[BEGIN RECORDS PROVIDED]

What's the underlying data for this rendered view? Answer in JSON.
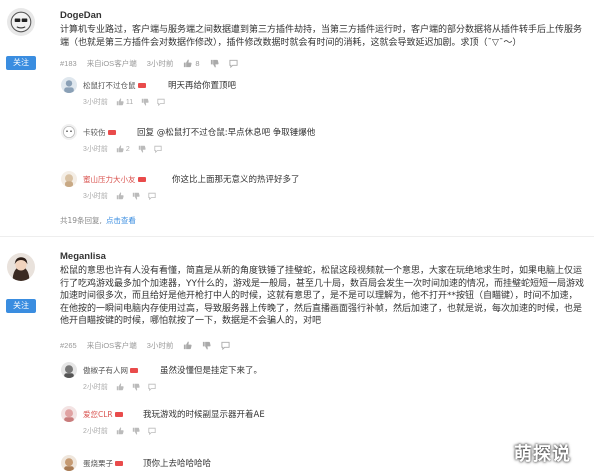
{
  "post1": {
    "username": "DogeDan",
    "follow_label": "关注",
    "content": "计算机专业路过，客户端与服务端之间数据遭到第三方插件劫持，当第三方插件运行时，客户端的部分数据将从插件转手后上传服务端（也就是第三方插件会对数据作修改），插件修改数据时就会有时间的消耗，这就会导致延迟加剧。求顶（¯▽¯～）",
    "floor": "#183",
    "device": "来自iOS客户端",
    "time": "3小时前",
    "likes": "8",
    "replies": [
      {
        "name": "松鼠打不过仓鼠",
        "text": "明天再给你置顶吧",
        "time": "3小时前",
        "likes": "11",
        "red": false
      },
      {
        "name": "卡较伤",
        "text": "回复 @松鼠打不过仓鼠:早点休息吧 争取锤爆他",
        "time": "3小时前",
        "likes": "2",
        "red": false
      },
      {
        "name": "蜜山压力大小友",
        "text": "你这比上面那无意义的热评好多了",
        "time": "3小时前",
        "likes": "",
        "red": true
      }
    ],
    "more_text": "共19条回复,",
    "more_link": "点击查看"
  },
  "post2": {
    "username": "Meganlisa",
    "follow_label": "关注",
    "content": "松鼠的意思也许有人没有看懂，简直是从新的角度铁锤了挂璧蛇，松鼠这段视频就一个意思，大家在玩绝地求生时，如果电脑上仅运行了吃鸡游戏最多加个加速器，YY什么的，游戏是一般局，甚至几十局，数百局会发生一次时间加速的情况，而挂璧蛇短短一局游戏加速时间很多次，而且给好是他开枪打中人的时候，这就有意思了，是不是可以理解为，他不打开**按钮（自瞄键），时间不加速，在他按的一瞬间电脑内存使用过高，导致服务器上传晚了，然后直播画面强行补帧，然后加速了，也就是说，每次加速的时候，也是他开自瞄按键的时候，哪怕就按了一下，数据是不会骗人的，对吧",
    "floor": "#265",
    "device": "来自iOS客户端",
    "time": "3小时前",
    "likes": "",
    "replies": [
      {
        "name": "傲椒子有人网",
        "text": "虽然没懂但是挂定下来了。",
        "time": "2小时前",
        "likes": "",
        "red": false
      },
      {
        "name": "爱您CLR",
        "text": "我玩游戏的时候副显示器开着AE",
        "time": "2小时前",
        "likes": "",
        "red": true
      },
      {
        "name": "蛋烧栗子",
        "text": "顶你上去哈哈哈哈",
        "time": "",
        "likes": "",
        "red": false
      }
    ]
  },
  "watermark": "萌探说"
}
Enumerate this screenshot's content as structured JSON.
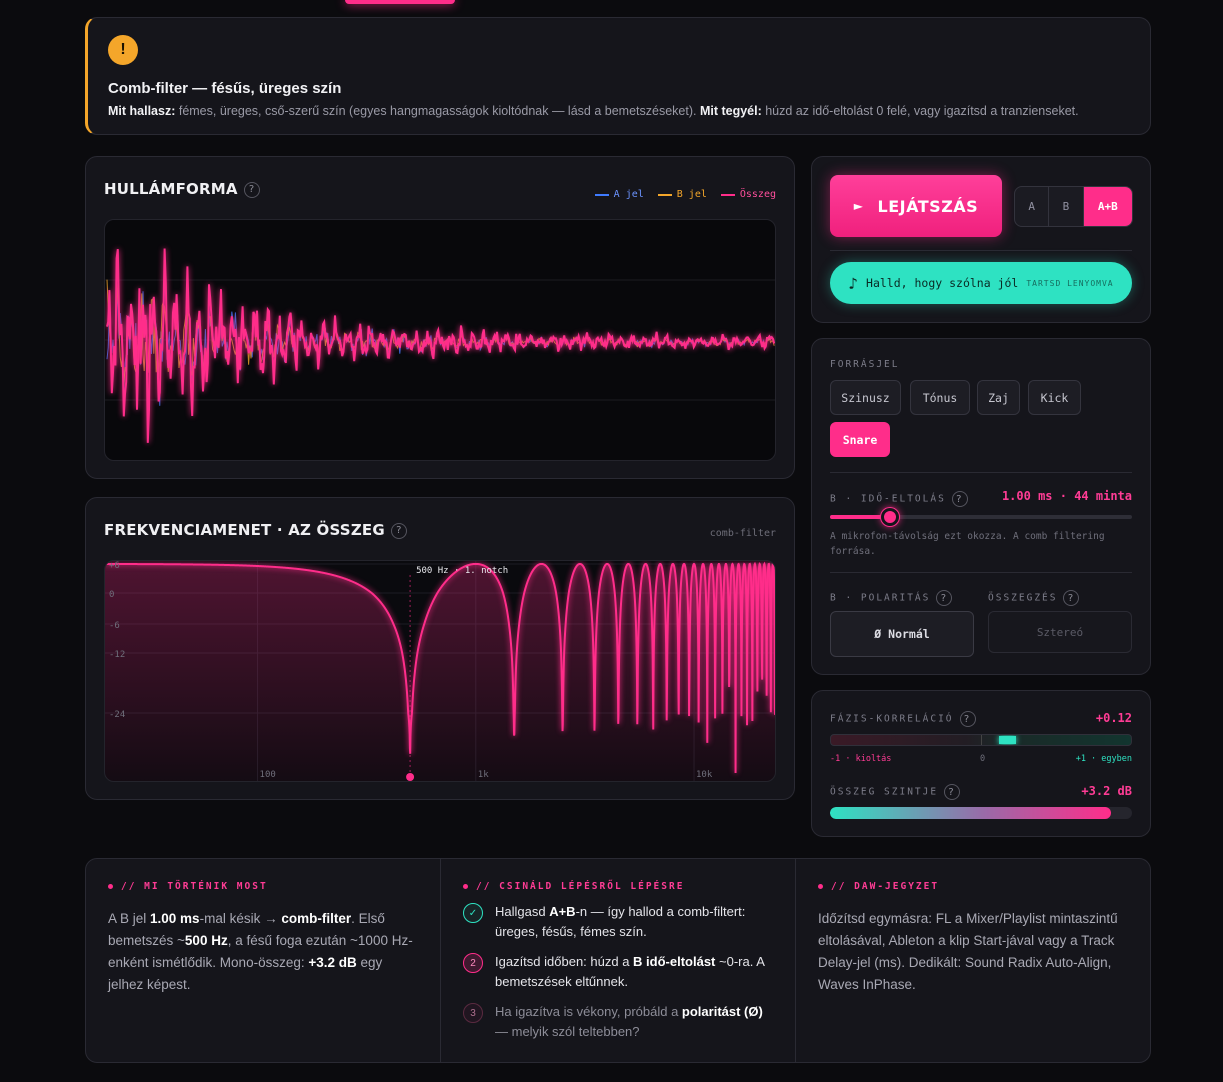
{
  "banner": {
    "icon": "warning-icon",
    "title": "Comb-filter — fésűs, üreges szín",
    "hear_label": "Mit hallasz:",
    "hear_text": " fémes, üreges, cső-szerű szín (egyes hangmagasságok kioltódnak — lásd a bemetszéseket). ",
    "do_label": "Mit tegyél:",
    "do_text": " húzd az idő-eltolást 0 felé, vagy igazítsd a tranzienseket."
  },
  "waveform": {
    "title": "HULLÁMFORMA",
    "help": "?",
    "legend": [
      {
        "label": "A jel",
        "color": "#3f7bff"
      },
      {
        "label": "B jel",
        "color": "#f4a62a"
      },
      {
        "label": "Összeg",
        "color": "#ff2d8a"
      }
    ]
  },
  "frequency": {
    "title": "FREKVENCIAMENET · AZ ÖSSZEG",
    "help": "?",
    "tag": "comb-filter",
    "notch_label": "500 Hz · 1. notch",
    "y_ticks": [
      "+6",
      "0",
      "-6",
      "-12",
      "-24"
    ],
    "x_ticks": [
      "100",
      "1k",
      "10k"
    ],
    "first_notch_hz": 500,
    "delay_ms": 1.0
  },
  "player": {
    "play_icon": "play-icon",
    "play_label": "LEJÁTSZÁS",
    "ab": [
      "A",
      "B",
      "A+B"
    ],
    "ab_selected": "A+B",
    "ref_icon": "♪",
    "ref_label": "Halld, hogy szólna jól",
    "ref_hold": "TARTSD LENYOMVA"
  },
  "source": {
    "label": "FORRÁSJEL",
    "options": [
      "Szinusz",
      "Tónus",
      "Zaj",
      "Kick",
      "Snare"
    ],
    "selected": "Snare",
    "shift_label": "B · IDŐ-ELTOLÁS",
    "shift_value": "1.00 ms · 44 minta",
    "shift_fraction": 0.2,
    "hint": "A mikrofon-távolság ezt okozza. A comb filtering forrása.",
    "polarity_label": "B · POLARITÁS",
    "polarity_value": "Ø Normál",
    "sum_label": "ÖSSZEGZÉS",
    "sum_value": "Sztereó"
  },
  "meters": {
    "corr_label": "FÁZIS-KORRELÁCIÓ",
    "corr_value": "+0.12",
    "corr": 0.12,
    "corr_left": "-1 · kioltás",
    "corr_mid": "0",
    "corr_right": "+1 · egyben",
    "level_label": "ÖSSZEG SZINTJE",
    "level_value": "+3.2 dB",
    "level_fraction": 0.93
  },
  "info": {
    "now_title": "// MI TÖRTÉNIK MOST",
    "now": {
      "t1": "A B jel ",
      "b1": "1.00 ms",
      "t2": "-mal késik → ",
      "b2": "comb-filter",
      "t3": ". Első bemetszés ~",
      "b3": "500 Hz",
      "t4": ", a fésű foga ezután ~1000 Hz-enként ismétlődik. Mono-összeg: ",
      "b4": "+3.2 dB",
      "t5": " egy jelhez képest."
    },
    "steps_title": "// CSINÁLD LÉPÉSRŐL LÉPÉSRE",
    "steps": [
      {
        "num": "✓",
        "a": "Hallgasd ",
        "b": "A+B",
        "c": "-n — így hallod a comb-filtert: üreges, fésűs, fémes szín.",
        "b2": "",
        "d": ""
      },
      {
        "num": "2",
        "a": "Igazítsd időben: húzd a ",
        "b": "B idő-eltolást",
        "c": " ~0-ra. A bemetszések eltűnnek.",
        "b2": "",
        "d": ""
      },
      {
        "num": "3",
        "a": "Ha igazítva is vékony, próbáld a ",
        "b": "polaritást (Ø)",
        "c": " — melyik szól teltebben?",
        "b2": "",
        "d": ""
      }
    ],
    "daw_title": "// DAW-JEGYZET",
    "daw_text": "Időzítsd egymásra: FL a Mixer/Playlist mintaszintű eltolásával, Ableton a klip Start-jával vagy a Track Delay-jel (ms). Dedikált: Sound Radix Auto-Align, Waves InPhase."
  }
}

[END RECORDS PROVIDED]

_DIRECTIVE_.
Leave the pictures out, and transcribe each of the records exactly.

_ANSWER BELOW_.
What's the underlying data for this rendered view? Answer in JSON.
{
  "post1": {
    "username": "DogeDan",
    "follow_label": "关注",
    "content": "计算机专业路过，客户端与服务端之间数据遭到第三方插件劫持，当第三方插件运行时，客户端的部分数据将从插件转手后上传服务端（也就是第三方插件会对数据作修改），插件修改数据时就会有时间的消耗，这就会导致延迟加剧。求顶（¯▽¯～）",
    "floor": "#183",
    "device": "来自iOS客户端",
    "time": "3小时前",
    "likes": "8",
    "replies": [
      {
        "name": "松鼠打不过仓鼠",
        "text": "明天再给你置顶吧",
        "time": "3小时前",
        "likes": "11",
        "red": false
      },
      {
        "name": "卡较伤",
        "text": "回复 @松鼠打不过仓鼠:早点休息吧 争取锤爆他",
        "time": "3小时前",
        "likes": "2",
        "red": false
      },
      {
        "name": "蜜山压力大小友",
        "text": "你这比上面那无意义的热评好多了",
        "time": "3小时前",
        "likes": "",
        "red": true
      }
    ],
    "more_text": "共19条回复,",
    "more_link": "点击查看"
  },
  "post2": {
    "username": "Meganlisa",
    "follow_label": "关注",
    "content": "松鼠的意思也许有人没有看懂，简直是从新的角度铁锤了挂璧蛇，松鼠这段视频就一个意思，大家在玩绝地求生时，如果电脑上仅运行了吃鸡游戏最多加个加速器，YY什么的，游戏是一般局，甚至几十局，数百局会发生一次时间加速的情况，而挂璧蛇短短一局游戏加速时间很多次，而且给好是他开枪打中人的时候，这就有意思了，是不是可以理解为，他不打开**按钮（自瞄键），时间不加速，在他按的一瞬间电脑内存使用过高，导致服务器上传晚了，然后直播画面强行补帧，然后加速了，也就是说，每次加速的时候，也是他开自瞄按键的时候，哪怕就按了一下，数据是不会骗人的，对吧",
    "floor": "#265",
    "device": "来自iOS客户端",
    "time": "3小时前",
    "likes": "",
    "replies": [
      {
        "name": "傲椒子有人网",
        "text": "虽然没懂但是挂定下来了。",
        "time": "2小时前",
        "likes": "",
        "red": false
      },
      {
        "name": "爱您CLR",
        "text": "我玩游戏的时候副显示器开着AE",
        "time": "2小时前",
        "likes": "",
        "red": true
      },
      {
        "name": "蛋烧栗子",
        "text": "顶你上去哈哈哈哈",
        "time": "",
        "likes": "",
        "red": false
      }
    ]
  },
  "watermark": "萌探说"
}
Enumerate this screenshot's content as structured JSON.
{
  "banner": {
    "icon": "warning-icon",
    "title": "Comb-filter — fésűs, üreges szín",
    "hear_label": "Mit hallasz:",
    "hear_text": " fémes, üreges, cső-szerű szín (egyes hangmagasságok kioltódnak — lásd a bemetszéseket). ",
    "do_label": "Mit tegyél:",
    "do_text": " húzd az idő-eltolást 0 felé, vagy igazítsd a tranzienseket."
  },
  "waveform": {
    "title": "HULLÁMFORMA",
    "help": "?",
    "legend": [
      {
        "label": "A jel",
        "color": "#3f7bff"
      },
      {
        "label": "B jel",
        "color": "#f4a62a"
      },
      {
        "label": "Összeg",
        "color": "#ff2d8a"
      }
    ]
  },
  "frequency": {
    "title": "FREKVENCIAMENET · AZ ÖSSZEG",
    "help": "?",
    "tag": "comb-filter",
    "notch_label": "500 Hz · 1. notch",
    "y_ticks": [
      "+6",
      "0",
      "-6",
      "-12",
      "-24"
    ],
    "x_ticks": [
      "100",
      "1k",
      "10k"
    ],
    "first_notch_hz": 500,
    "delay_ms": 1.0
  },
  "player": {
    "play_icon": "play-icon",
    "play_label": "LEJÁTSZÁS",
    "ab": [
      "A",
      "B",
      "A+B"
    ],
    "ab_selected": "A+B",
    "ref_icon": "♪",
    "ref_label": "Halld, hogy szólna jól",
    "ref_hold": "TARTSD LENYOMVA"
  },
  "source": {
    "label": "FORRÁSJEL",
    "options": [
      "Szinusz",
      "Tónus",
      "Zaj",
      "Kick",
      "Snare"
    ],
    "selected": "Snare",
    "shift_label": "B · IDŐ-ELTOLÁS",
    "shift_value": "1.00 ms · 44 minta",
    "shift_fraction": 0.2,
    "hint": "A mikrofon-távolság ezt okozza. A comb filtering forrása.",
    "polarity_label": "B · POLARITÁS",
    "polarity_value": "Ø Normál",
    "sum_label": "ÖSSZEGZÉS",
    "sum_value": "Sztereó"
  },
  "meters": {
    "corr_label": "FÁZIS-KORRELÁCIÓ",
    "corr_value": "+0.12",
    "corr": 0.12,
    "corr_left": "-1 · kioltás",
    "corr_mid": "0",
    "corr_right": "+1 · egyben",
    "level_label": "ÖSSZEG SZINTJE",
    "level_value": "+3.2 dB",
    "level_fraction": 0.93
  },
  "info": {
    "now_title": "// MI TÖRTÉNIK MOST",
    "now": {
      "t1": "A B jel ",
      "b1": "1.00 ms",
      "t2": "-mal késik → ",
      "b2": "comb-filter",
      "t3": ". Első bemetszés ~",
      "b3": "500 Hz",
      "t4": ", a fésű foga ezután ~1000 Hz-enként ismétlődik. Mono-összeg: ",
      "b4": "+3.2 dB",
      "t5": " egy jelhez képest."
    },
    "steps_title": "// CSINÁLD LÉPÉSRŐL LÉPÉSRE",
    "steps": [
      {
        "num": "✓",
        "a": "Hallgasd ",
        "b": "A+B",
        "c": "-n — így hallod a comb-filtert: üreges, fésűs, fémes szín.",
        "b2": "",
        "d": ""
      },
      {
        "num": "2",
        "a": "Igazítsd időben: húzd a ",
        "b": "B idő-eltolást",
        "c": " ~0-ra. A bemetszések eltűnnek.",
        "b2": "",
        "d": ""
      },
      {
        "num": "3",
        "a": "Ha igazítva is vékony, próbáld a ",
        "b": "polaritást (Ø)",
        "c": " — melyik szól teltebben?",
        "b2": "",
        "d": ""
      }
    ],
    "daw_title": "// DAW-JEGYZET",
    "daw_text": "Időzítsd egymásra: FL a Mixer/Playlist mintaszintű eltolásával, Ableton a klip Start-jával vagy a Track Delay-jel (ms). Dedikált: Sound Radix Auto-Align, Waves InPhase."
  }
}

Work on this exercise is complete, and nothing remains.